* _Exercise_
Your task is to transcribe the records exactly, skipping every image.
· · ·
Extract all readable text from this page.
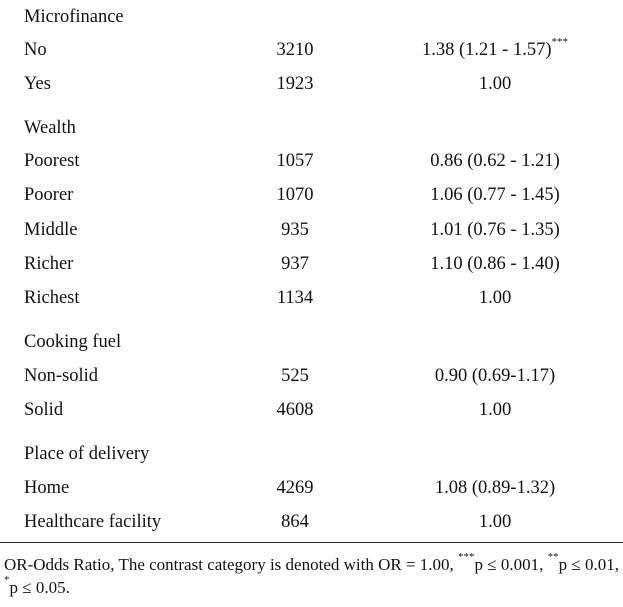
Microfinance
No	3210	1.38 (1.21 - 1.57)***
Yes	1923	1.00
Wealth
Poorest	1057	0.86 (0.62 - 1.21)
Poorer	1070	1.06 (0.77 - 1.45)
Middle	935	1.01 (0.76 - 1.35)
Richer	937	1.10 (0.86 - 1.40)
Richest	1134	1.00
Cooking fuel
Non-solid	525	0.90 (0.69-1.17)
Solid	4608	1.00
Place of delivery
Home	4269	1.08 (0.89-1.32)
Healthcare facility	864	1.00
OR-Odds Ratio, The contrast category is denoted with OR = 1.00, ***p ≤ 0.001, **p ≤ 0.01, *p ≤ 0.05.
· · ·
* _Final result_
Extract all readable text from this page.
Microfinance
No	3210	1.38 (1.21 - 1.57)***
Yes	1923	1.00
Wealth
Poorest	1057	0.86 (0.62 - 1.21)
Poorer	1070	1.06 (0.77 - 1.45)
Middle	935	1.01 (0.76 - 1.35)
Richer	937	1.10 (0.86 - 1.40)
Richest	1134	1.00
Cooking fuel
Non-solid	525	0.90 (0.69-1.17)
Solid	4608	1.00
Place of delivery
Home	4269	1.08 (0.89-1.32)
Healthcare facility	864	1.00
OR-Odds Ratio, The contrast category is denoted with OR = 1.00, ***p ≤ 0.001, **p ≤ 0.01, *p ≤ 0.05.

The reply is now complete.